### Set exercise
Include in the output the line containing "Read this page and output its text content." and each subsequent line of the records, through the end, transcribed exactly. Add nothing else.

-- Start --

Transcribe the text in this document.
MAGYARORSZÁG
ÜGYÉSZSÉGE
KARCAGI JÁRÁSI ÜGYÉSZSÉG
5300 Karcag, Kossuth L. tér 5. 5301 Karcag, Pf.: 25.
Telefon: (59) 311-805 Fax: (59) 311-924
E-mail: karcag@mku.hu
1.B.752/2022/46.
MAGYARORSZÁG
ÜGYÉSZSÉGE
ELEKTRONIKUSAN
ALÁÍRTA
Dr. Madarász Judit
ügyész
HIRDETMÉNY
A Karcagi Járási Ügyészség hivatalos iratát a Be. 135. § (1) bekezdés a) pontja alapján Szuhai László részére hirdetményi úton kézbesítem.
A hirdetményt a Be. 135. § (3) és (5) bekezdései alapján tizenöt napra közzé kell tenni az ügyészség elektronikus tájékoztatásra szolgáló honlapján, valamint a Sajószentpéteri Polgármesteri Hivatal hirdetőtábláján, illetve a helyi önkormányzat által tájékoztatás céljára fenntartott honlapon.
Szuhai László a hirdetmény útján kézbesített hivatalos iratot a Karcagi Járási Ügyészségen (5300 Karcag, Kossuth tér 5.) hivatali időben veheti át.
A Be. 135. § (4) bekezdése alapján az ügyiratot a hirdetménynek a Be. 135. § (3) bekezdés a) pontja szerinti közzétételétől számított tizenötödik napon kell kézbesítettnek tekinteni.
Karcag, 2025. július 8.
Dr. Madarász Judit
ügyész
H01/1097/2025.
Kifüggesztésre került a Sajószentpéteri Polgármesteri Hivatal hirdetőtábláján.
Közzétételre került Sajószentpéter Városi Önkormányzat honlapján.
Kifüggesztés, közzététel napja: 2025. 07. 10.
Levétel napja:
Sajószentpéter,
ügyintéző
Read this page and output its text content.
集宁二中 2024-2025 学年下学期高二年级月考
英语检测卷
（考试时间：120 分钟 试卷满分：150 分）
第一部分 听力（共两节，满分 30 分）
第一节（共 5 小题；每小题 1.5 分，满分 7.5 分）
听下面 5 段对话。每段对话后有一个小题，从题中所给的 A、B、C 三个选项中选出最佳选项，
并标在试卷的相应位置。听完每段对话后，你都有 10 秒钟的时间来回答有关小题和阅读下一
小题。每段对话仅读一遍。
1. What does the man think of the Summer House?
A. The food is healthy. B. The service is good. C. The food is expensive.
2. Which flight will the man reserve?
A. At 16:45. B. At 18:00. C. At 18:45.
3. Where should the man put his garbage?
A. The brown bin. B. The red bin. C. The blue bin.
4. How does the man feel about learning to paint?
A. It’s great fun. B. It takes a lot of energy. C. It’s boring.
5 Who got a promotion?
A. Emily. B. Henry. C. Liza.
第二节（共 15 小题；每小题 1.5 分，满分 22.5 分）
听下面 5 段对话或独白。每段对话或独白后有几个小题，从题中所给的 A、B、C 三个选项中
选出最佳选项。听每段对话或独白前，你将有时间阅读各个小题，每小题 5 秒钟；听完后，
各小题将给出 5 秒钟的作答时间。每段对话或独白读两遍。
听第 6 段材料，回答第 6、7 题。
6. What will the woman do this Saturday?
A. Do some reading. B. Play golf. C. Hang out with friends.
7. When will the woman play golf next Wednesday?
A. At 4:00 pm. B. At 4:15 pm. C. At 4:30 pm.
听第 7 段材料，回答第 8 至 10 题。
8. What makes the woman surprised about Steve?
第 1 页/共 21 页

-- End --

### Final answer
Read this page and output its text content.
集宁二中 2024-2025 学年下学期高二年级月考
英语检测卷
（考试时间：120 分钟 试卷满分：150 分）
第一部分 听力（共两节，满分 30 分）
第一节（共 5 小题；每小题 1.5 分，满分 7.5 分）
听下面 5 段对话。每段对话后有一个小题，从题中所给的 A、B、C 三个选项中选出最佳选项，
并标在试卷的相应位置。听完每段对话后，你都有 10 秒钟的时间来回答有关小题和阅读下一
小题。每段对话仅读一遍。
1. What does the man think of the Summer House?
A. The food is healthy. B. The service is good. C. The food is expensive.
2. Which flight will the man reserve?
A. At 16:45. B. At 18:00. C. At 18:45.
3. Where should the man put his garbage?
A. The brown bin. B. The red bin. C. The blue bin.
4. How does the man feel about learning to paint?
A. It’s great fun. B. It takes a lot of energy. C. It’s boring.
5 Who got a promotion?
A. Emily. B. Henry. C. Liza.
第二节（共 15 小题；每小题 1.5 分，满分 22.5 分）
听下面 5 段对话或独白。每段对话或独白后有几个小题，从题中所给的 A、B、C 三个选项中
选出最佳选项。听每段对话或独白前，你将有时间阅读各个小题，每小题 5 秒钟；听完后，
各小题将给出 5 秒钟的作答时间。每段对话或独白读两遍。
听第 6 段材料，回答第 6、7 题。
6. What will the woman do this Saturday?
A. Do some reading. B. Play golf. C. Hang out with friends.
7. When will the woman play golf next Wednesday?
A. At 4:00 pm. B. At 4:15 pm. C. At 4:30 pm.
听第 7 段材料，回答第 8 至 10 题。
8. What makes the woman surprised about Steve?
第 1 页/共 21 页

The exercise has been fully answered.